Input rows:

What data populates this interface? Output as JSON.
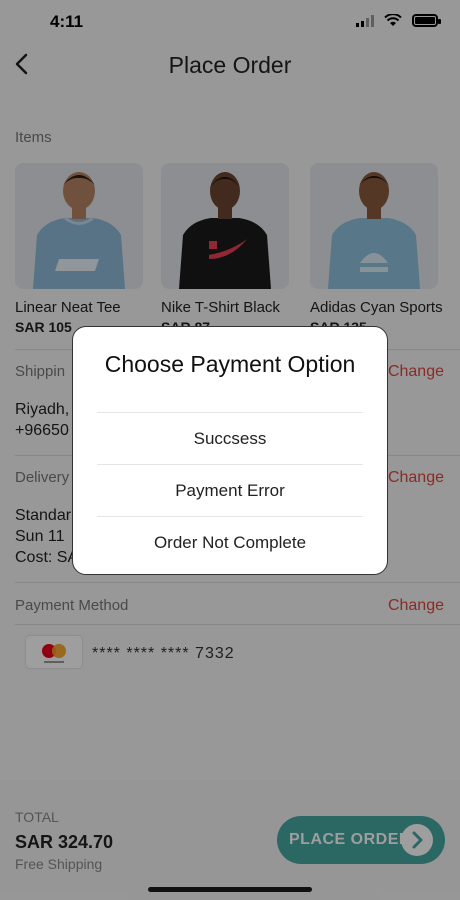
{
  "status_bar": {
    "time": "4:11"
  },
  "header": {
    "title": "Place Order"
  },
  "items_section": {
    "label": "Items",
    "items": [
      {
        "name": "Linear Neat Tee",
        "price": "SAR 105",
        "shirt_color": "#8fb8d8"
      },
      {
        "name": "Nike T-Shirt Black",
        "price": "SAR 87",
        "shirt_color": "#1a1a1a"
      },
      {
        "name": "Adidas Cyan Sports",
        "price": "SAR 135",
        "shirt_color": "#8fc0dc"
      }
    ]
  },
  "shipping": {
    "label": "Shippin",
    "change": "Change",
    "line1": "Riyadh,",
    "line2": "+96650"
  },
  "delivery": {
    "label": "Delivery",
    "change": "Change",
    "line1": "Standar",
    "line2": "Sun 11",
    "line3": "Cost: SA"
  },
  "payment": {
    "label": "Payment Method",
    "change": "Change",
    "card_number": "**** **** **** 7332"
  },
  "footer": {
    "total_label": "TOTAL",
    "total_value": "SAR 324.70",
    "shipping_note": "Free Shipping",
    "place_order": "PLACE ORDER"
  },
  "modal": {
    "title": "Choose Payment Option",
    "options": [
      "Succsess",
      "Payment Error",
      "Order Not Complete"
    ]
  },
  "colors": {
    "accent": "#46a7a1",
    "change": "#e0463b"
  }
}
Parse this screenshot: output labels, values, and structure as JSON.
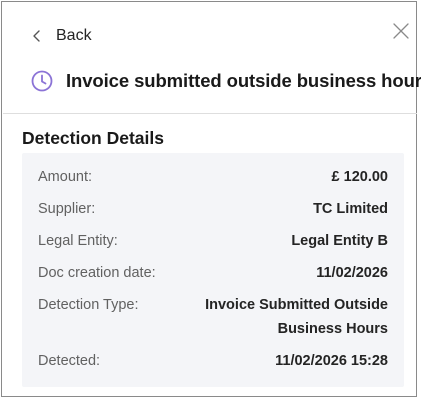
{
  "header": {
    "back_label": "Back",
    "title": "Invoice submitted outside business hours"
  },
  "icons": {
    "back": "chevron-left-icon",
    "close": "close-icon",
    "title": "clock-icon"
  },
  "colors": {
    "accent": "#8b73d6",
    "details_background": "#f4f5f8"
  },
  "section": {
    "title": "Detection Details"
  },
  "details": [
    {
      "label": "Amount:",
      "value": "£ 120.00"
    },
    {
      "label": "Supplier:",
      "value": "TC Limited"
    },
    {
      "label": "Legal Entity:",
      "value": "Legal Entity B"
    },
    {
      "label": "Doc creation date:",
      "value": "11/02/2026"
    },
    {
      "label": "Detection Type:",
      "value": "Invoice Submitted Outside Business Hours"
    },
    {
      "label": "Detected:",
      "value": "11/02/2026 15:28"
    }
  ]
}
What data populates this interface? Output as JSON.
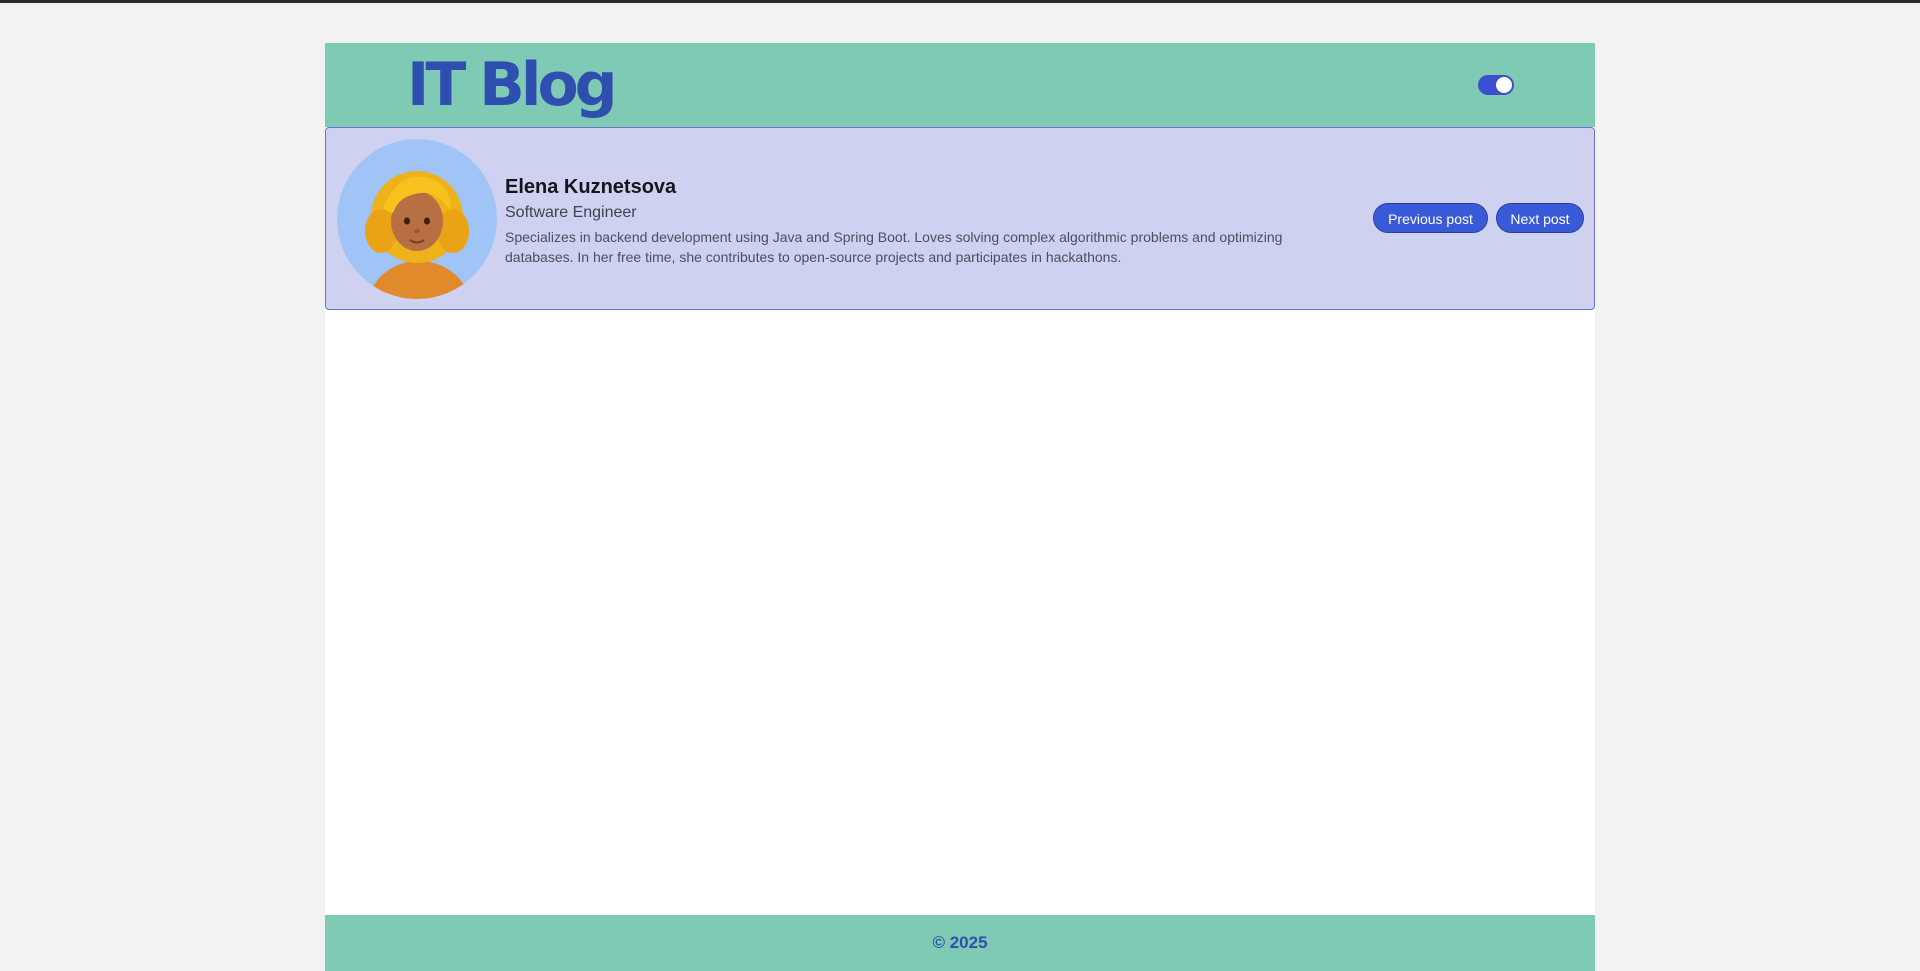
{
  "header": {
    "logo": "IT Blog",
    "theme_toggle_on": true
  },
  "author": {
    "name": "Elena Kuznetsova",
    "role": "Software Engineer",
    "bio": "Specializes in backend development using Java and Spring Boot. Loves solving complex algorithmic problems and optimizing databases. In her free time, she contributes to open-source projects and participates in hackathons.",
    "avatar_icon": "avatar-woman-icon"
  },
  "nav": {
    "prev_label": "Previous post",
    "next_label": "Next post"
  },
  "footer": {
    "copyright": "© 2025"
  },
  "colors": {
    "header_bg": "#7fcab5",
    "accent": "#2f4fb0",
    "card_bg": "#cfd1f0",
    "button_bg": "#3a5bd8"
  }
}
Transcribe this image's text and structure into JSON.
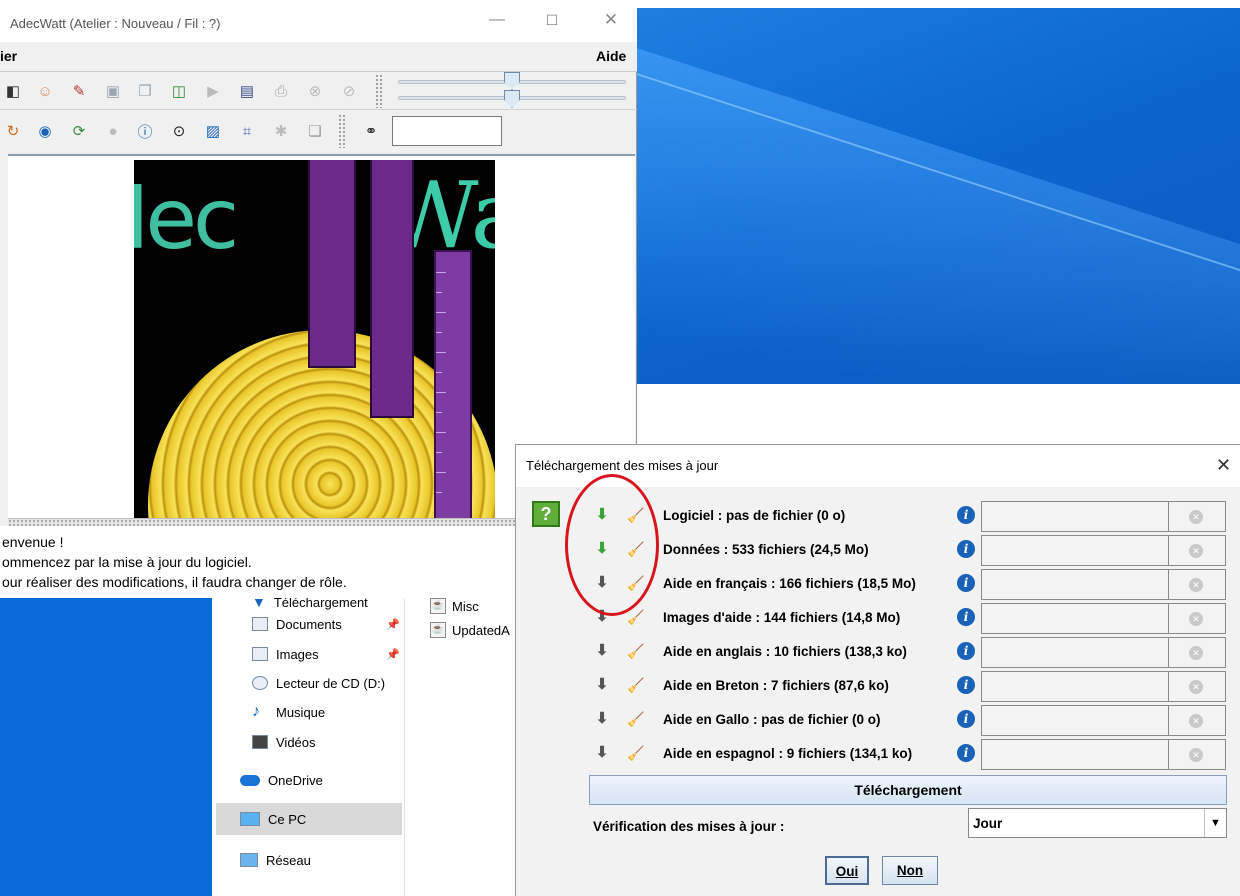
{
  "desktop": {
    "background": "#0c66cf"
  },
  "explorer": {
    "nav_partial_label": "Téléchargement",
    "nav_items": [
      {
        "label": "Documents",
        "pinned": true
      },
      {
        "label": "Images",
        "pinned": true
      },
      {
        "label": "Lecteur de CD (D:)",
        "pinned": false
      },
      {
        "label": "Musique",
        "pinned": false
      },
      {
        "label": "Vidéos",
        "pinned": false
      },
      {
        "label": "OneDrive",
        "pinned": false
      },
      {
        "label": "Ce PC",
        "pinned": false,
        "selected": true
      },
      {
        "label": "Réseau",
        "pinned": false
      }
    ],
    "files": [
      {
        "label": "Misc"
      },
      {
        "label": "UpdatedA"
      }
    ]
  },
  "main_window": {
    "title": "AdecWatt (Atelier : Nouveau / Fil : ?)",
    "menu": {
      "file": "ier",
      "help": "Aide"
    },
    "logo": {
      "left_text": "lec",
      "right_text": "Wa"
    },
    "messages": [
      "envenue !",
      "ommencez par la mise à jour du logiciel.",
      "our réaliser des modifications, il faudra changer de rôle."
    ]
  },
  "dialog": {
    "title": "Téléchargement des mises à jour",
    "help_label": "?",
    "rows": [
      {
        "label": "Logiciel :  pas de fichier (0 o)",
        "download_enabled": true
      },
      {
        "label": "Données :  533 fichiers (24,5 Mo)",
        "download_enabled": true
      },
      {
        "label": "Aide en français :  166 fichiers (18,5 Mo)",
        "download_enabled": false
      },
      {
        "label": "Images d'aide :  144 fichiers (14,8 Mo)",
        "download_enabled": false
      },
      {
        "label": "Aide en anglais :  10 fichiers (138,3 ko)",
        "download_enabled": false
      },
      {
        "label": "Aide en Breton :  7 fichiers (87,6 ko)",
        "download_enabled": false
      },
      {
        "label": "Aide en Gallo :  pas de fichier (0 o)",
        "download_enabled": false
      },
      {
        "label": "Aide en espagnol :  9 fichiers (134,1 ko)",
        "download_enabled": false
      }
    ],
    "download_button": "Téléchargement",
    "verification_label": "Vérification des mises à jour :",
    "frequency_value": "Jour",
    "ok_button": "Oui",
    "no_button": "Non"
  },
  "annotation": {
    "color": "#d8141c"
  }
}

What is needed:
Give an exact reproduction of every line, leaving out any picture.

Output:
What data populates this interface? Output as JSON.
{
  "status_bar": {
    "time": "4:11"
  },
  "header": {
    "title": "Place Order"
  },
  "items_section": {
    "label": "Items",
    "items": [
      {
        "name": "Linear Neat Tee",
        "price": "SAR 105",
        "shirt_color": "#8fb8d8"
      },
      {
        "name": "Nike T-Shirt Black",
        "price": "SAR 87",
        "shirt_color": "#1a1a1a"
      },
      {
        "name": "Adidas Cyan Sports",
        "price": "SAR 135",
        "shirt_color": "#8fc0dc"
      }
    ]
  },
  "shipping": {
    "label": "Shippin",
    "change": "Change",
    "line1": "Riyadh,",
    "line2": "+96650"
  },
  "delivery": {
    "label": "Delivery",
    "change": "Change",
    "line1": "Standar",
    "line2": "Sun 11",
    "line3": "Cost: SA"
  },
  "payment": {
    "label": "Payment Method",
    "change": "Change",
    "card_number": "**** **** **** 7332"
  },
  "footer": {
    "total_label": "TOTAL",
    "total_value": "SAR 324.70",
    "shipping_note": "Free Shipping",
    "place_order": "PLACE ORDER"
  },
  "modal": {
    "title": "Choose Payment Option",
    "options": [
      "Succsess",
      "Payment Error",
      "Order Not Complete"
    ]
  },
  "colors": {
    "accent": "#46a7a1",
    "change": "#e0463b"
  }
}
Parse this screenshot: output labels, values, and structure as JSON.
{
  "header": {
    "back_label": "Back",
    "title": "Invoice submitted outside business hours"
  },
  "icons": {
    "back": "chevron-left-icon",
    "close": "close-icon",
    "title": "clock-icon"
  },
  "colors": {
    "accent": "#8b73d6",
    "details_background": "#f4f5f8"
  },
  "section": {
    "title": "Detection Details"
  },
  "details": [
    {
      "label": "Amount:",
      "value": "£ 120.00"
    },
    {
      "label": "Supplier:",
      "value": "TC Limited"
    },
    {
      "label": "Legal Entity:",
      "value": "Legal Entity B"
    },
    {
      "label": "Doc creation date:",
      "value": "11/02/2026"
    },
    {
      "label": "Detection Type:",
      "value": "Invoice Submitted Outside Business Hours"
    },
    {
      "label": "Detected:",
      "value": "11/02/2026 15:28"
    }
  ]
}
What data populates this interface? Output as JSON.
{
  "header": {
    "logo": "IT Blog",
    "theme_toggle_on": true
  },
  "author": {
    "name": "Elena Kuznetsova",
    "role": "Software Engineer",
    "bio": "Specializes in backend development using Java and Spring Boot. Loves solving complex algorithmic problems and optimizing databases. In her free time, she contributes to open-source projects and participates in hackathons.",
    "avatar_icon": "avatar-woman-icon"
  },
  "nav": {
    "prev_label": "Previous post",
    "next_label": "Next post"
  },
  "footer": {
    "copyright": "© 2025"
  },
  "colors": {
    "header_bg": "#7fcab5",
    "accent": "#2f4fb0",
    "card_bg": "#cfd1f0",
    "button_bg": "#3a5bd8"
  }
}
Transcribe this image's text and structure into JSON.
{
  "desktop": {
    "background": "#0c66cf"
  },
  "explorer": {
    "nav_partial_label": "Téléchargement",
    "nav_items": [
      {
        "label": "Documents",
        "pinned": true
      },
      {
        "label": "Images",
        "pinned": true
      },
      {
        "label": "Lecteur de CD (D:)",
        "pinned": false
      },
      {
        "label": "Musique",
        "pinned": false
      },
      {
        "label": "Vidéos",
        "pinned": false
      },
      {
        "label": "OneDrive",
        "pinned": false
      },
      {
        "label": "Ce PC",
        "pinned": false,
        "selected": true
      },
      {
        "label": "Réseau",
        "pinned": false
      }
    ],
    "files": [
      {
        "label": "Misc"
      },
      {
        "label": "UpdatedA"
      }
    ]
  },
  "main_window": {
    "title": "AdecWatt (Atelier : Nouveau / Fil : ?)",
    "menu": {
      "file": "ier",
      "help": "Aide"
    },
    "logo": {
      "left_text": "lec",
      "right_text": "Wa"
    },
    "messages": [
      "envenue !",
      "ommencez par la mise à jour du logiciel.",
      "our réaliser des modifications, il faudra changer de rôle."
    ]
  },
  "dialog": {
    "title": "Téléchargement des mises à jour",
    "help_label": "?",
    "rows": [
      {
        "label": "Logiciel :  pas de fichier (0 o)",
        "download_enabled": true
      },
      {
        "label": "Données :  533 fichiers (24,5 Mo)",
        "download_enabled": true
      },
      {
        "label": "Aide en français :  166 fichiers (18,5 Mo)",
        "download_enabled": false
      },
      {
        "label": "Images d'aide :  144 fichiers (14,8 Mo)",
        "download_enabled": false
      },
      {
        "label": "Aide en anglais :  10 fichiers (138,3 ko)",
        "download_enabled": false
      },
      {
        "label": "Aide en Breton :  7 fichiers (87,6 ko)",
        "download_enabled": false
      },
      {
        "label": "Aide en Gallo :  pas de fichier (0 o)",
        "download_enabled": false
      },
      {
        "label": "Aide en espagnol :  9 fichiers (134,1 ko)",
        "download_enabled": false
      }
    ],
    "download_button": "Téléchargement",
    "verification_label": "Vérification des mises à jour :",
    "frequency_value": "Jour",
    "ok_button": "Oui",
    "no_button": "Non"
  },
  "annotation": {
    "color": "#d8141c"
  }
}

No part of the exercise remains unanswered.